▶ [Direction]:
Which lines include the word "Dimensions"? Copy each of them.

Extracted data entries
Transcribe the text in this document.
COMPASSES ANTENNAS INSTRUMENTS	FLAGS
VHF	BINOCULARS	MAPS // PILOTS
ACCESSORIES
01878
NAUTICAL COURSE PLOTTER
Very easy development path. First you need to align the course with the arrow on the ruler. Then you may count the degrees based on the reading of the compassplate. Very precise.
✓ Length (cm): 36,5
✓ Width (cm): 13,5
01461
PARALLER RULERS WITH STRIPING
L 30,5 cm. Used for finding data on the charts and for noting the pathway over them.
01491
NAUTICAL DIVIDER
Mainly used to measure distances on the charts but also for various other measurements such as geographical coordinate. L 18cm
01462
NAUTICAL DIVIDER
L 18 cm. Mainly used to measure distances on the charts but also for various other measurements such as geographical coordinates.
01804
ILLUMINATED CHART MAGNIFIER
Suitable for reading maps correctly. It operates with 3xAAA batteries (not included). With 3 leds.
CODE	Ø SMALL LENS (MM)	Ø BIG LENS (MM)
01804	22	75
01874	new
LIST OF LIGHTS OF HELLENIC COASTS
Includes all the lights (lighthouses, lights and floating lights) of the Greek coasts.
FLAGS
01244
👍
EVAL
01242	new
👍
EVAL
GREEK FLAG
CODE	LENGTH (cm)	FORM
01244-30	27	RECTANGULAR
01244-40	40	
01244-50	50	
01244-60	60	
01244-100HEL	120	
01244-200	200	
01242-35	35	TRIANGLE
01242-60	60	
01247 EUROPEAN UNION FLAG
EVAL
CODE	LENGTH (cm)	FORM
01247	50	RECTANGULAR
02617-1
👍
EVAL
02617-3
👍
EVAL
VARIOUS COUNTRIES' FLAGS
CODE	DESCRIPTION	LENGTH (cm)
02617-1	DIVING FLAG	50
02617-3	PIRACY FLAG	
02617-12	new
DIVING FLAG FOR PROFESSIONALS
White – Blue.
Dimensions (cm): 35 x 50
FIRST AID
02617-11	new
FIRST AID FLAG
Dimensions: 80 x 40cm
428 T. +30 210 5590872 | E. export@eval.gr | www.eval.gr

▶ [Full output]:
Dimensions (cm): 35 x 50
Dimensions: 80 x 40cm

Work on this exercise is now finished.